*Written instruction*
Among the lines below, list those containing the string "type".

*Data listing*
____

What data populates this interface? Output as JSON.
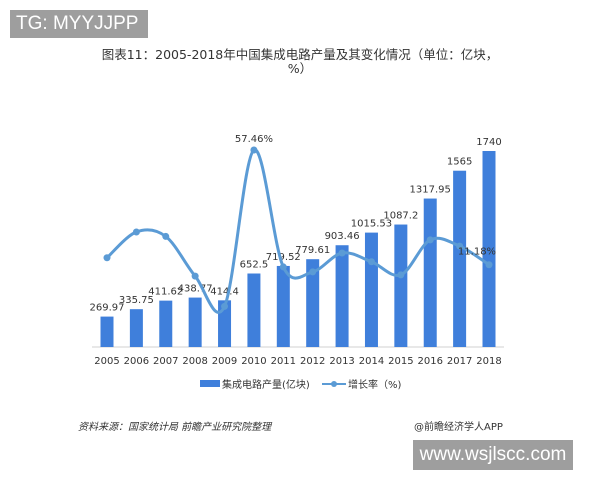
{
  "overlay_top": "TG: MYYJJPP",
  "overlay_bottom": "www.wsjlscc.com",
  "chart_data": {
    "type": "bar+line",
    "title": "图表11：2005-2018年中国集成电路产量及其变化情况（单位：亿块，%）",
    "categories": [
      "2005",
      "2006",
      "2007",
      "2008",
      "2009",
      "2010",
      "2011",
      "2012",
      "2013",
      "2014",
      "2015",
      "2016",
      "2017",
      "2018"
    ],
    "series": [
      {
        "name": "集成电路产量(亿块)",
        "type": "bar",
        "axis": "left",
        "values": [
          269.97,
          335.75,
          411.62,
          438.77,
          414.4,
          652.5,
          719.52,
          779.61,
          903.46,
          1015.53,
          1087.2,
          1317.95,
          1565,
          1740
        ],
        "labels": [
          "269.97",
          "335.75",
          "411.62",
          "438.77",
          "414.4",
          "652.5",
          "719.52",
          "779.61",
          "903.46",
          "1015.53",
          "1087.2",
          "1317.95",
          "1565",
          "1740"
        ]
      },
      {
        "name": "增长率（%)",
        "type": "line",
        "axis": "right",
        "smooth": true,
        "values": [
          14,
          24.4,
          22.6,
          6.6,
          -5.6,
          57.46,
          10.3,
          8.3,
          15.9,
          12.4,
          7.1,
          21.2,
          18.7,
          11.18
        ],
        "labels": {
          "5": "57.46%",
          "13": "11.18%"
        }
      }
    ],
    "ylim_left": [
      0,
      1740
    ],
    "ylim_right": [
      -22,
      57.46
    ],
    "colors": {
      "bar": "#3f7fdb",
      "line": "#5b9bd5"
    },
    "grid": false,
    "legend": "bottom"
  },
  "source": "资料来源：国家统计局 前瞻产业研究院整理",
  "brand": "@前瞻经济学人APP"
}
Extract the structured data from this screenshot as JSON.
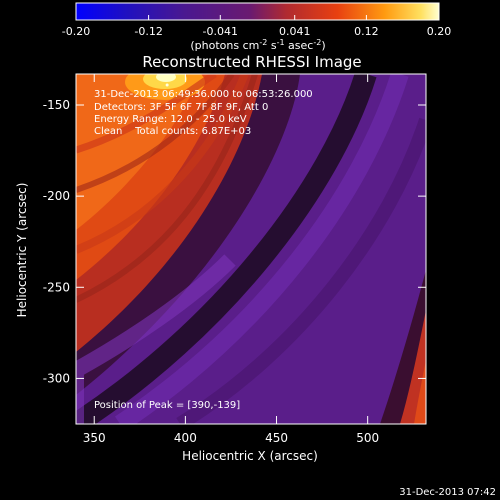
{
  "chart_data": {
    "type": "heatmap",
    "title": "Reconstructed RHESSI Image",
    "xlabel": "Heliocentric X (arcsec)",
    "ylabel": "Heliocentric Y (arcsec)",
    "xlim": [
      340,
      532
    ],
    "ylim": [
      -325,
      -133
    ],
    "x_ticks": [
      350,
      400,
      450,
      500
    ],
    "y_ticks": [
      -150,
      -200,
      -250,
      -300
    ],
    "colorbar": {
      "range": [
        -0.2,
        0.2
      ],
      "tick_values": [
        -0.2,
        -0.12,
        -0.041,
        0.041,
        0.12,
        0.2
      ],
      "tick_labels": [
        "-0.20",
        "-0.12",
        "-0.041",
        "0.041",
        "0.12",
        "0.20"
      ],
      "units_text": "(photons cm",
      "units_exp1": "-2",
      "units_mid": " s",
      "units_exp2": "-1",
      "units_end": " asec",
      "units_exp3": "-2",
      "units_close": ")",
      "colors": [
        "#0000ff",
        "#3000a0",
        "#5a1a8c",
        "#b03030",
        "#e83a10",
        "#ff8000",
        "#ffc020",
        "#ffffc0"
      ]
    },
    "peak": {
      "x": 390,
      "y": -139,
      "value": 0.2
    },
    "annotations": {
      "time": "31-Dec-2013 06:49:36.000 to 06:53:26.000",
      "detectors": "Detectors: 3F 5F 6F 7F 8F 9F, Att 0",
      "energy": "Energy Range: 12.0 - 25.0 keV",
      "clean": "Clean    Total counts: 6.87E+03",
      "peak_text": "Position of Peak = [390,-139]"
    }
  },
  "footer": {
    "timestamp": "31-Dec-2013 07:42"
  }
}
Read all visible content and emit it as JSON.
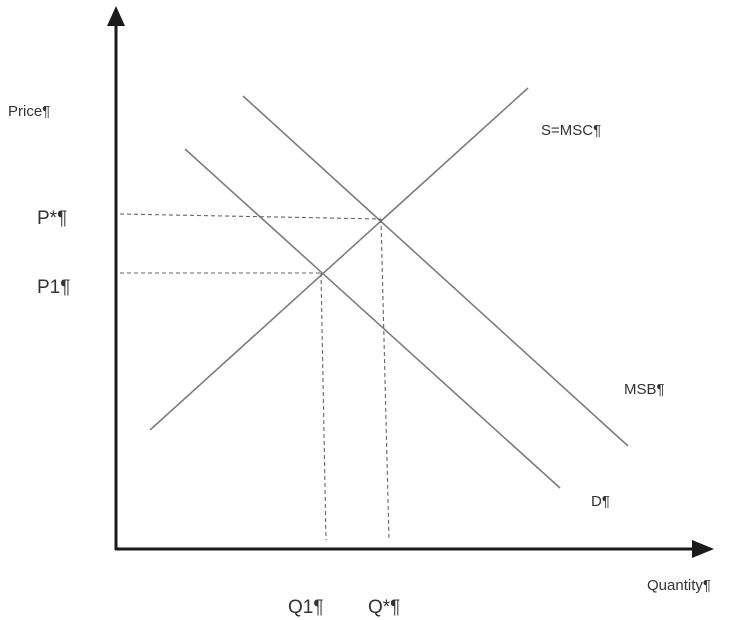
{
  "axes": {
    "y_label": "Price¶",
    "x_label": "Quantity¶"
  },
  "curves": {
    "supply_label": "S=MSC¶",
    "msb_label": "MSB¶",
    "demand_label": "D¶"
  },
  "prices": {
    "p_star": "P*¶",
    "p1": "P1¶"
  },
  "quantities": {
    "q1": "Q1¶",
    "q_star": "Q*¶"
  },
  "colors": {
    "axis": "#1a1a1a",
    "curve": "#7d7d7d",
    "guide": "#666666",
    "text": "#333333"
  }
}
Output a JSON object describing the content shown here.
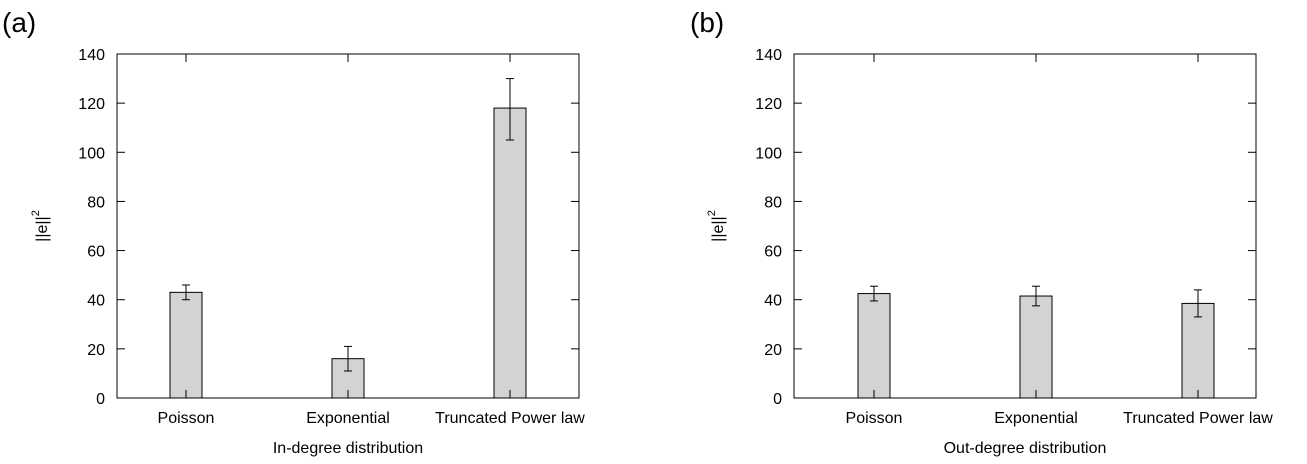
{
  "colors": {
    "bar_fill": "#d3d3d3",
    "bar_stroke": "#000000",
    "axis": "#000000"
  },
  "chart_data": [
    {
      "type": "bar",
      "panel_label": "(a)",
      "categories": [
        "Poisson",
        "Exponential",
        "Truncated Power law"
      ],
      "values": [
        43,
        16,
        118
      ],
      "error_low": [
        40,
        11,
        105
      ],
      "error_high": [
        46,
        21,
        130
      ],
      "xlabel": "In-degree distribution",
      "ylabel": "||e||",
      "ylabel_sup": "2",
      "ylim": [
        0,
        140
      ],
      "yticks": [
        0,
        20,
        40,
        60,
        80,
        100,
        120,
        140
      ],
      "grid": false
    },
    {
      "type": "bar",
      "panel_label": "(b)",
      "categories": [
        "Poisson",
        "Exponential",
        "Truncated Power law"
      ],
      "values": [
        42.5,
        41.5,
        38.5
      ],
      "error_low": [
        39.5,
        37.5,
        33
      ],
      "error_high": [
        45.5,
        45.5,
        44
      ],
      "xlabel": "Out-degree distribution",
      "ylabel": "||e||",
      "ylabel_sup": "2",
      "ylim": [
        0,
        140
      ],
      "yticks": [
        0,
        20,
        40,
        60,
        80,
        100,
        120,
        140
      ],
      "grid": false
    }
  ]
}
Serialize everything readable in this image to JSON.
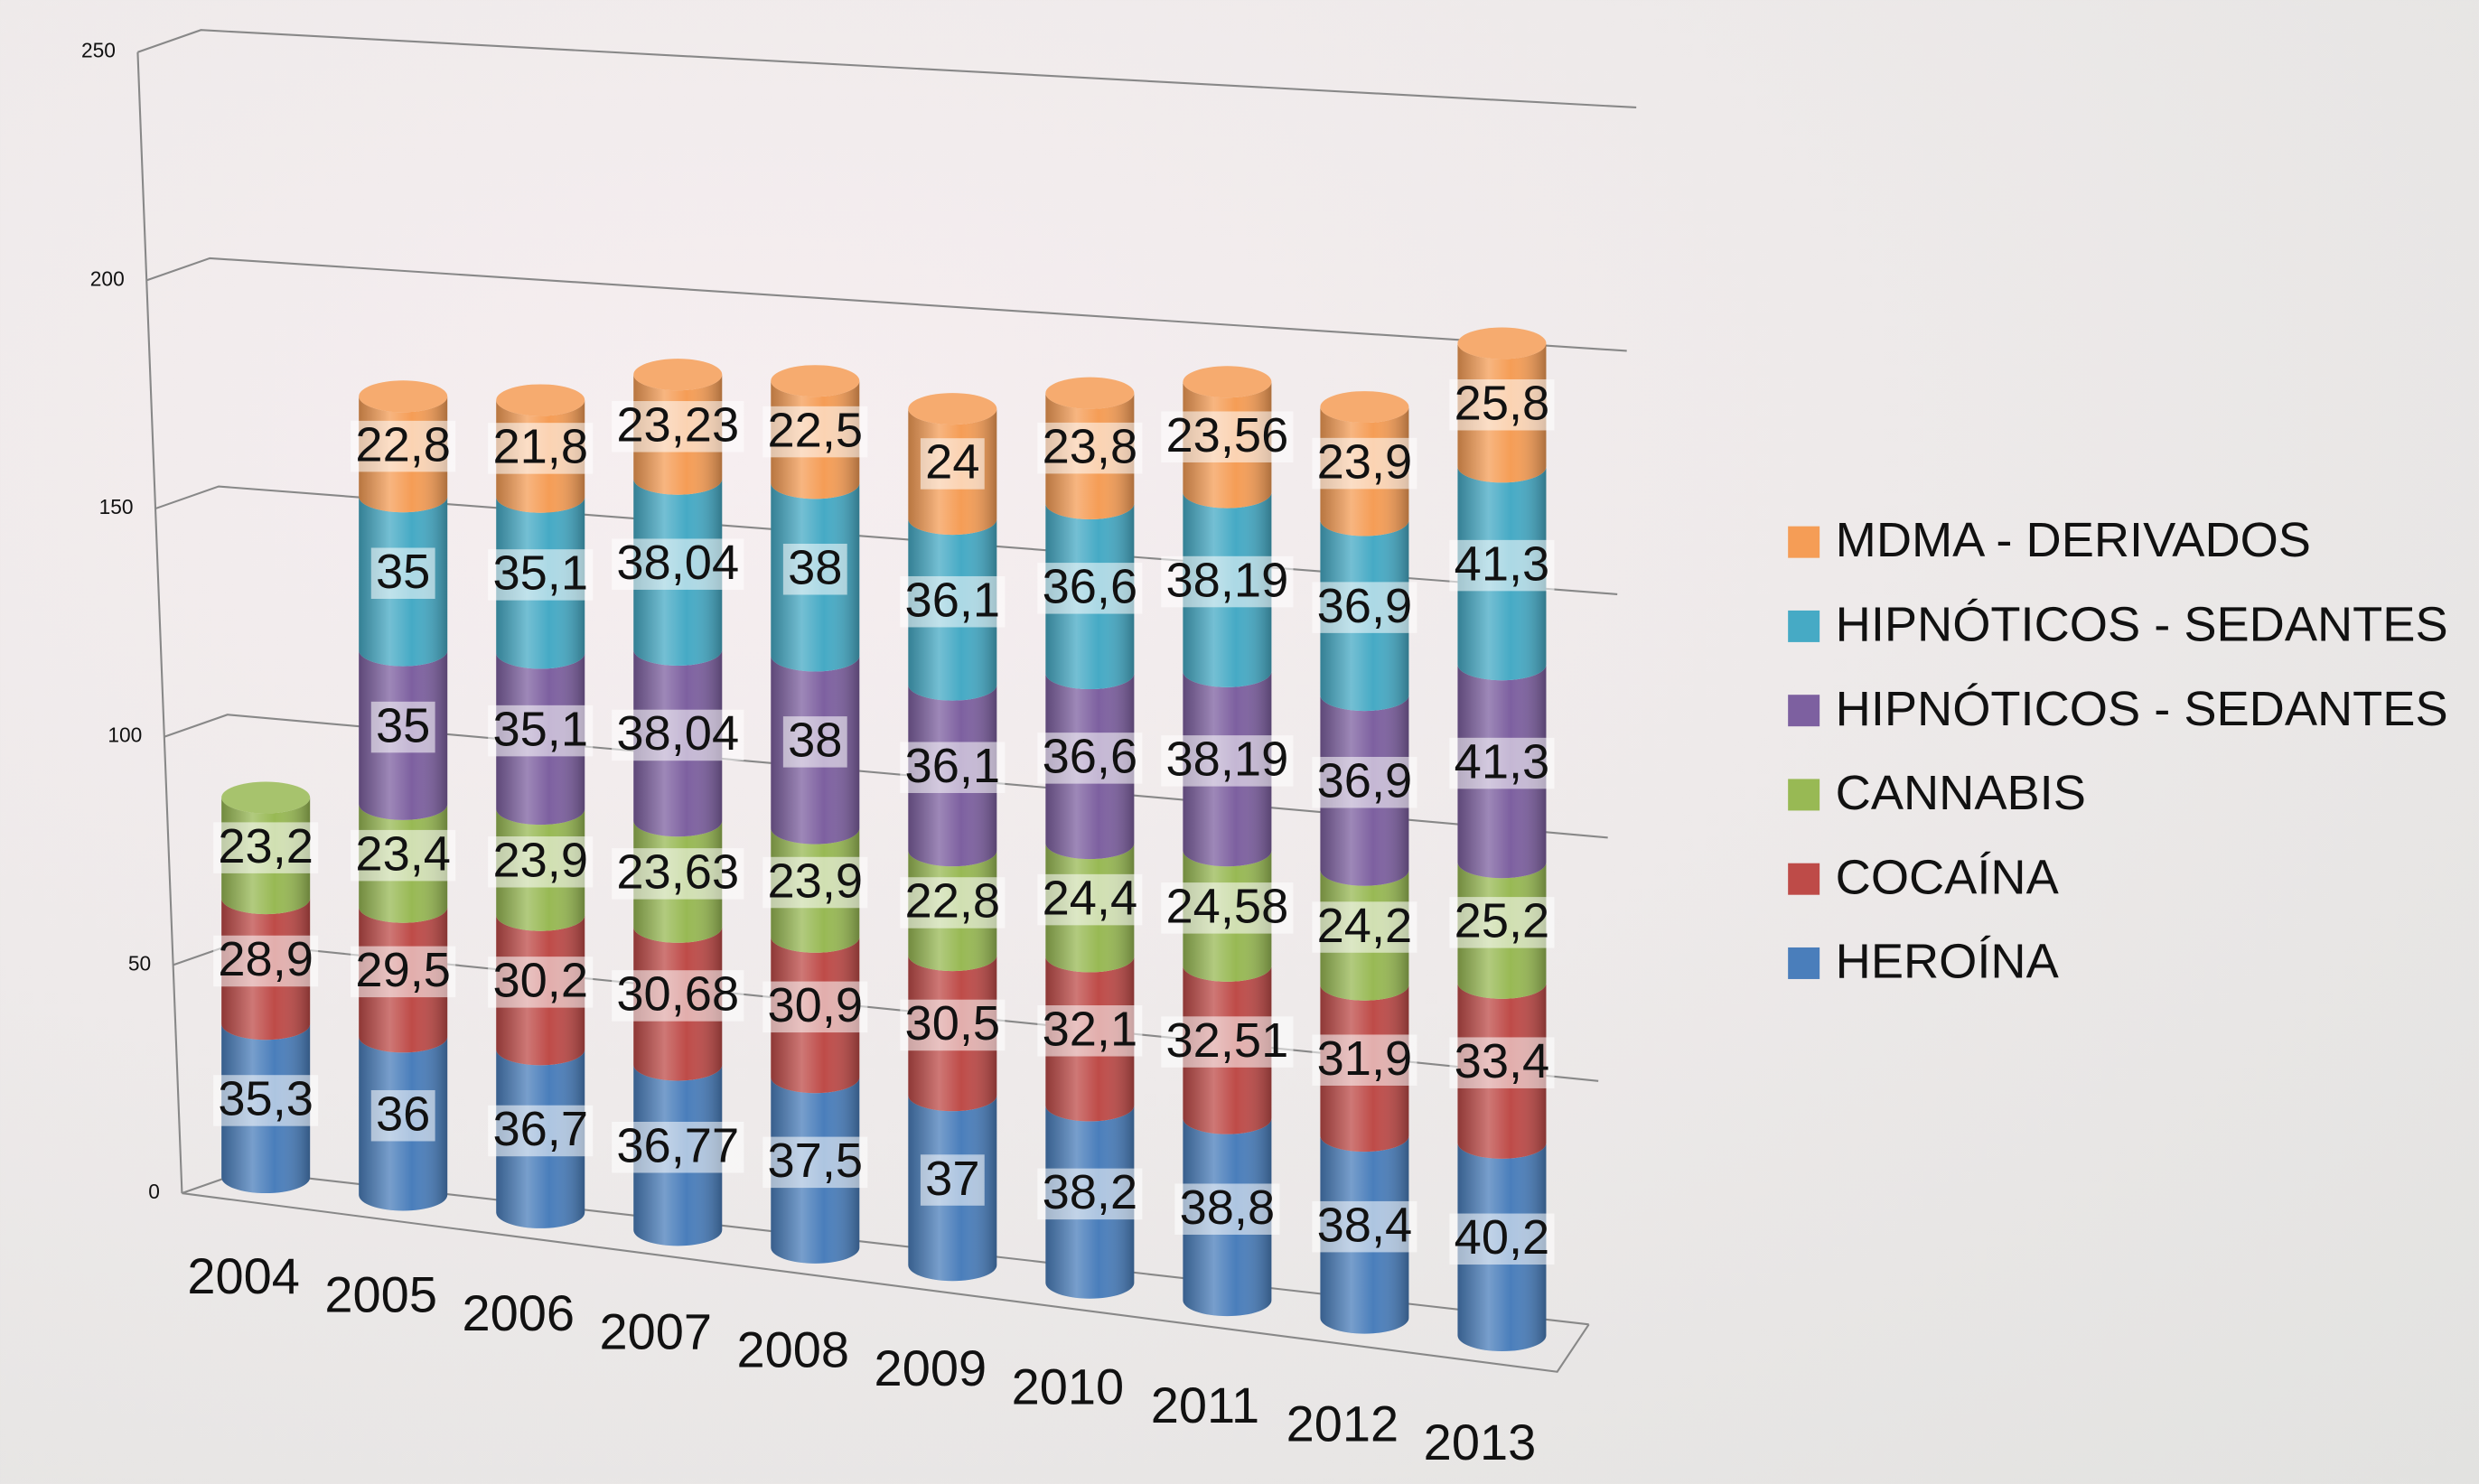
{
  "chart_data": {
    "type": "bar3d_stacked",
    "categories": [
      "2004",
      "2005",
      "2006",
      "2007",
      "2008",
      "2009",
      "2010",
      "2011",
      "2012",
      "2013"
    ],
    "ylim": [
      0,
      250
    ],
    "yticks": [
      0,
      50,
      100,
      150,
      200,
      250
    ],
    "grid": true,
    "legend": "right",
    "series": [
      {
        "name": "HEROÍNA",
        "color": "#4a7ebb",
        "values": [
          35.3,
          36,
          36.7,
          36.77,
          37.5,
          37,
          38.2,
          38.8,
          38.4,
          40.2
        ],
        "value_labels": [
          "35,3",
          "36",
          "36,7",
          "36,77",
          "37,5",
          "37",
          "38,2",
          "38,8",
          "38,4",
          "40,2"
        ]
      },
      {
        "name": "COCAÍNA",
        "color": "#be4b48",
        "values": [
          28.9,
          29.5,
          30.2,
          30.68,
          30.9,
          30.5,
          32.1,
          32.51,
          31.9,
          33.4
        ],
        "value_labels": [
          "28,9",
          "29,5",
          "30,2",
          "30,68",
          "30,9",
          "30,5",
          "32,1",
          "32,51",
          "31,9",
          "33,4"
        ]
      },
      {
        "name": "CANNABIS",
        "color": "#98b954",
        "values": [
          23.2,
          23.4,
          23.9,
          23.63,
          23.9,
          22.8,
          24.4,
          24.58,
          24.2,
          25.2
        ],
        "value_labels": [
          "23,2",
          "23,4",
          "23,9",
          "23,63",
          "23,9",
          "22,8",
          "24,4",
          "24,58",
          "24,2",
          "25,2"
        ]
      },
      {
        "name": "HIPNÓTICOS - SEDANTES",
        "color": "#7d60a0",
        "values": [
          null,
          35,
          35.1,
          38.04,
          38,
          36.1,
          36.6,
          38.19,
          36.9,
          41.3
        ],
        "value_labels": [
          null,
          "35",
          "35,1",
          "38,04",
          "38",
          "36,1",
          "36,6",
          "38,19",
          "36,9",
          "41,3"
        ]
      },
      {
        "name": "HIPNÓTICOS - SEDANTES",
        "color": "#46aac5",
        "values": [
          null,
          35,
          35.1,
          38.04,
          38,
          36.1,
          36.6,
          38.19,
          36.9,
          41.3
        ],
        "value_labels": [
          null,
          "35",
          "35,1",
          "38,04",
          "38",
          "36,1",
          "36,6",
          "38,19",
          "36,9",
          "41,3"
        ]
      },
      {
        "name": "MDMA - DERIVADOS",
        "color": "#f59d56",
        "values": [
          null,
          22.8,
          21.8,
          23.23,
          22.5,
          24,
          23.8,
          23.56,
          23.9,
          25.8
        ],
        "value_labels": [
          null,
          "22,8",
          "21,8",
          "23,23",
          "22,5",
          "24",
          "23,8",
          "23,56",
          "23,9",
          "25,8"
        ]
      }
    ]
  }
}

____

*Written answer*
    "type": "bar+line",
        "type": "bar",
        "type": "line",
    "type": "heatmap",
      "type": "bar",
      "type": "bar",
    "type": "bar3d_stacked",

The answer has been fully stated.